#### TEXT EXTRACT
____
Also, poke around GlassDoor (<http://www.glassdoor.com>). There's "interview
reviews" up on there, and for larger companies, a lot of times there's just
straight up questions and answers. So that can give you a good feel of who's
asking what level of stuff. It's somewhat grain of saltish since a lot of the
reviews seem to end with "no offer given", but it's still interesting.

------
jharjono
Judging by your choice of word, I think you might be a University of Toronto
student. If you're a University of Toronto student doing the PEY program, then
the tech interview for the big companies should be pretty easy. I think the
hardest they managed to throw when I was doing interviews for PEY was how to
reverse a string in Java.

If you're aiming for smaller companies or startups, they actually have harder
technical questions.
____
#### RECORDED DATA
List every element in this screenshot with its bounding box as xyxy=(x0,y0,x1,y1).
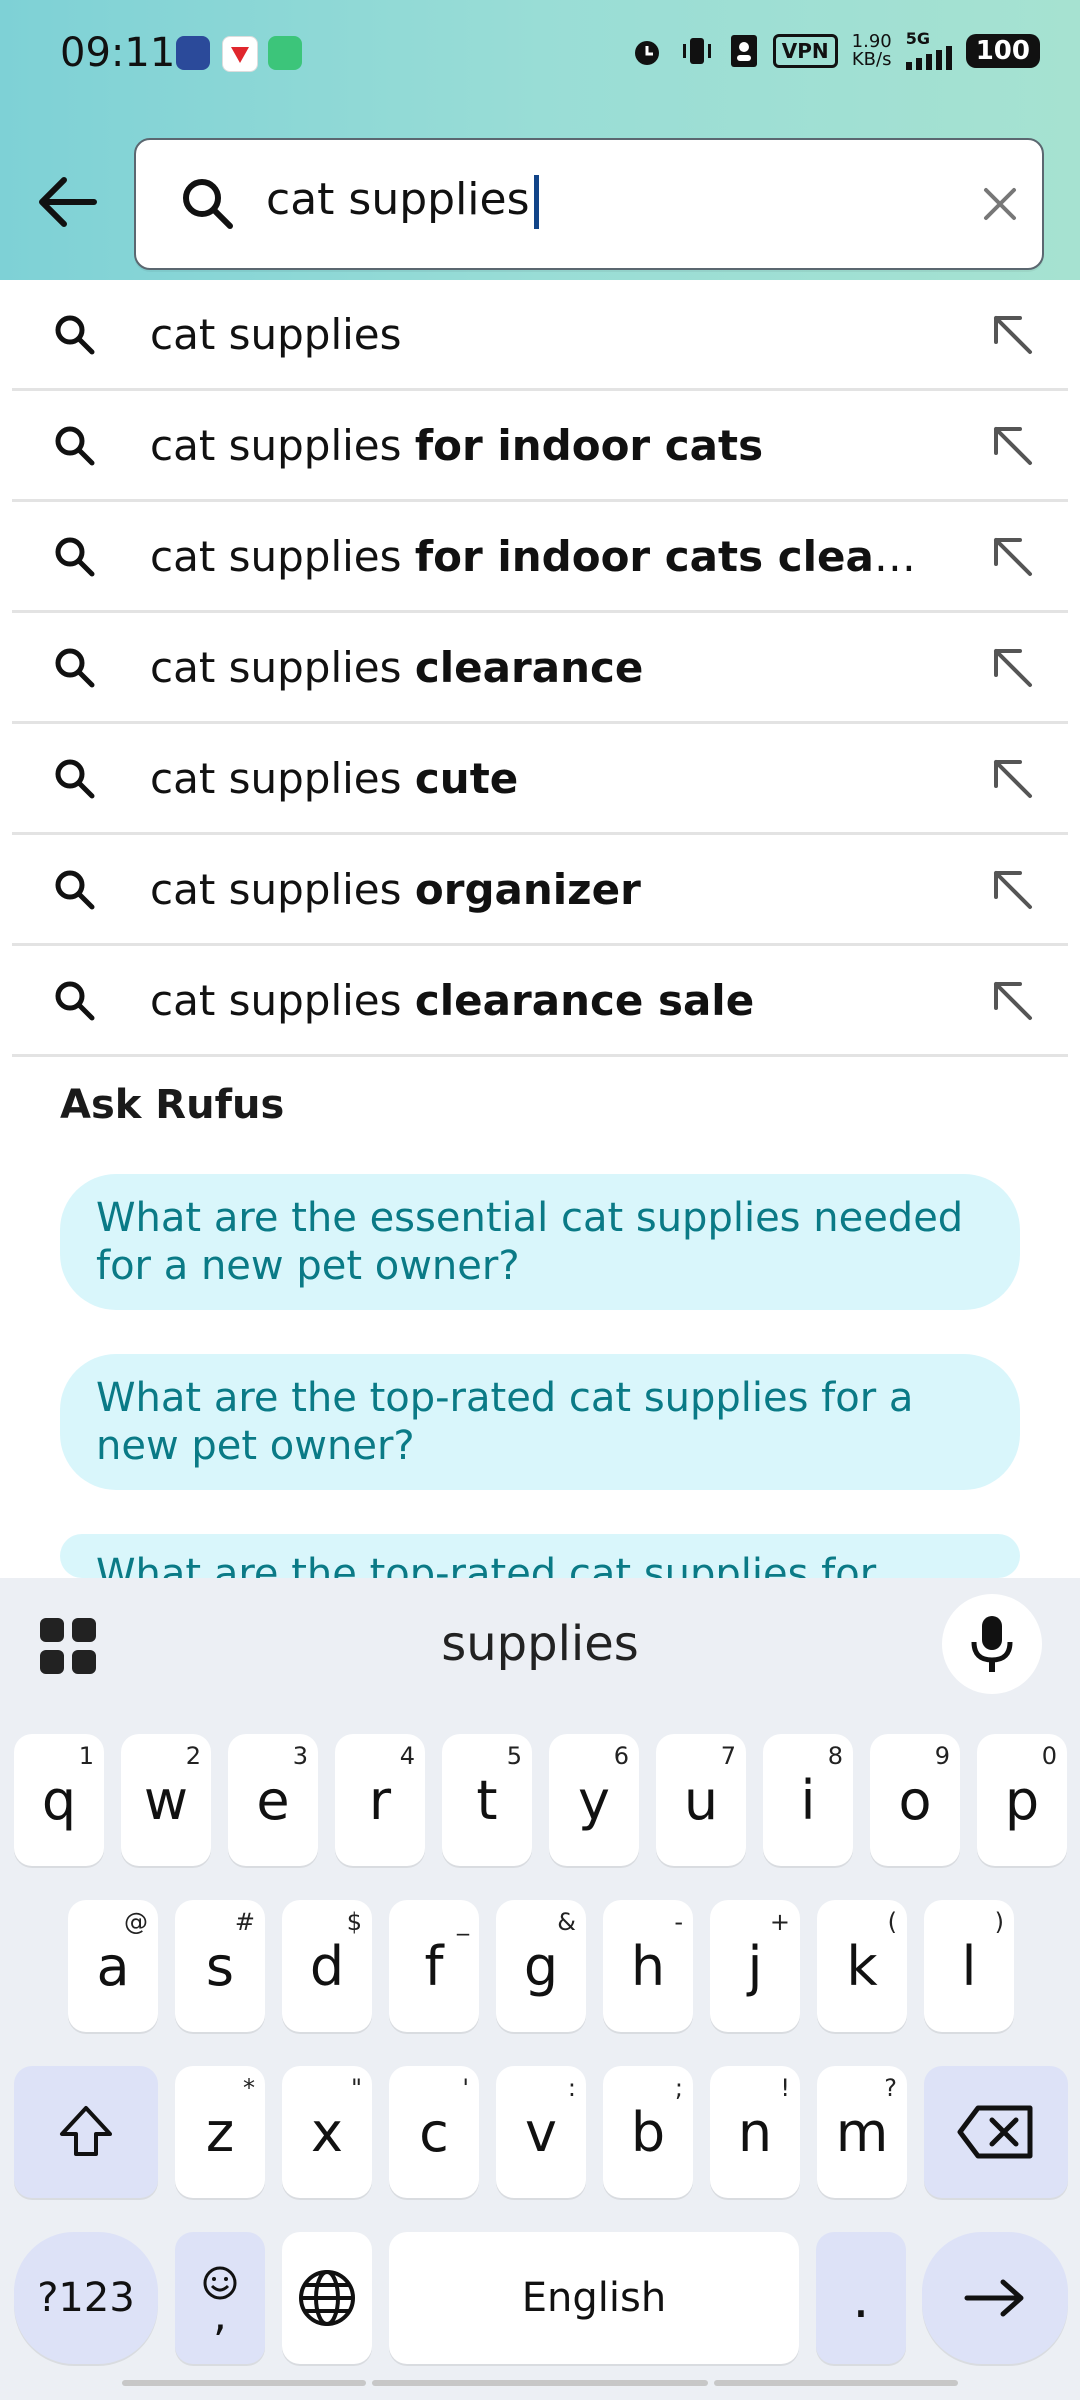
____
#### EXERCISE INSTRUCTIONS
1. According to the forum thread on tech interviews, what was the hardest question asked in the PEY interviews?
2. Reproduce the forum thread on tech interviews verbatim, starting at "Also, poke around" and ending at "it's still interesting.".

#### RESPONSES BY TASK
1. How to reverse a string in Java.

2.
Also, poke around GlassDoor (<http://www.glassdoor.com>). There's "interview
reviews" up on there, and for larger companies, a lot of times there's just
straight up questions and answers. So that can give you a good feel of who's
asking what level of stuff. It's somewhat grain of saltish since a lot of the
reviews seem to end with "no offer given", but it's still interesting.